**Problem description:** Repeat the material verbatim. Images are excluded from the copy.
===
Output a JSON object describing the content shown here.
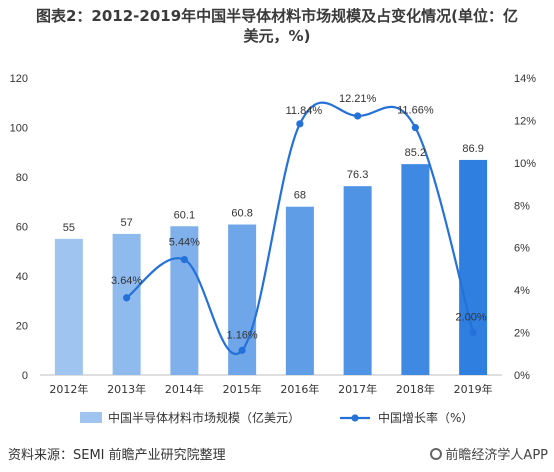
{
  "title_line1": "图表2：2012-2019年中国半导体材料市场规模及占变化情况(单位：亿",
  "title_line2": "美元，%)",
  "source": "资料来源：SEMI 前瞻产业研究院整理",
  "brand": "前瞻经济学人APP",
  "colors": {
    "bar_start": "#9fc4f0",
    "bar_end": "#2f7fe0",
    "line": "#2471d9",
    "axis": "#bfbfbf",
    "text": "#333333"
  },
  "icons": [
    "brand-logo-icon"
  ],
  "chart_data": {
    "type": "bar",
    "categories": [
      "2012年",
      "2013年",
      "2014年",
      "2015年",
      "2016年",
      "2017年",
      "2018年",
      "2019年"
    ],
    "series": [
      {
        "name": "中国半导体材料市场规模（亿美元）",
        "type": "bar",
        "axis": "left",
        "values": [
          55,
          57,
          60.1,
          60.8,
          68,
          76.3,
          85.2,
          86.9
        ],
        "labels": [
          "55",
          "57",
          "60.1",
          "60.8",
          "68",
          "76.3",
          "85.2",
          "86.9"
        ]
      },
      {
        "name": "中国增长率（%）",
        "type": "line",
        "axis": "right",
        "values": [
          null,
          3.64,
          5.44,
          1.16,
          11.84,
          12.21,
          11.66,
          2.0
        ],
        "labels": [
          "",
          "3.64%",
          "5.44%",
          "1.16%",
          "11.84%",
          "12.21%",
          "11.66%",
          "2.00%"
        ]
      }
    ],
    "y_left": {
      "min": 0,
      "max": 120,
      "ticks": [
        "0",
        "20",
        "40",
        "60",
        "80",
        "100",
        "120"
      ]
    },
    "y_right": {
      "min": 0,
      "max": 14,
      "ticks": [
        "0%",
        "2%",
        "4%",
        "6%",
        "8%",
        "10%",
        "12%",
        "14%"
      ]
    },
    "grid": false,
    "legend": "bottom"
  }
}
===
**Reply to the exercise:**
Output a JSON object describing the content shown here.
{
  "title_line1": "图表2：2012-2019年中国半导体材料市场规模及占变化情况(单位：亿",
  "title_line2": "美元，%)",
  "source": "资料来源：SEMI 前瞻产业研究院整理",
  "brand": "前瞻经济学人APP",
  "colors": {
    "bar_start": "#9fc4f0",
    "bar_end": "#2f7fe0",
    "line": "#2471d9",
    "axis": "#bfbfbf",
    "text": "#333333"
  },
  "icons": [
    "brand-logo-icon"
  ],
  "chart_data": {
    "type": "bar",
    "categories": [
      "2012年",
      "2013年",
      "2014年",
      "2015年",
      "2016年",
      "2017年",
      "2018年",
      "2019年"
    ],
    "series": [
      {
        "name": "中国半导体材料市场规模（亿美元）",
        "type": "bar",
        "axis": "left",
        "values": [
          55,
          57,
          60.1,
          60.8,
          68,
          76.3,
          85.2,
          86.9
        ],
        "labels": [
          "55",
          "57",
          "60.1",
          "60.8",
          "68",
          "76.3",
          "85.2",
          "86.9"
        ]
      },
      {
        "name": "中国增长率（%）",
        "type": "line",
        "axis": "right",
        "values": [
          null,
          3.64,
          5.44,
          1.16,
          11.84,
          12.21,
          11.66,
          2.0
        ],
        "labels": [
          "",
          "3.64%",
          "5.44%",
          "1.16%",
          "11.84%",
          "12.21%",
          "11.66%",
          "2.00%"
        ]
      }
    ],
    "y_left": {
      "min": 0,
      "max": 120,
      "ticks": [
        "0",
        "20",
        "40",
        "60",
        "80",
        "100",
        "120"
      ]
    },
    "y_right": {
      "min": 0,
      "max": 14,
      "ticks": [
        "0%",
        "2%",
        "4%",
        "6%",
        "8%",
        "10%",
        "12%",
        "14%"
      ]
    },
    "grid": false,
    "legend": "bottom"
  }
}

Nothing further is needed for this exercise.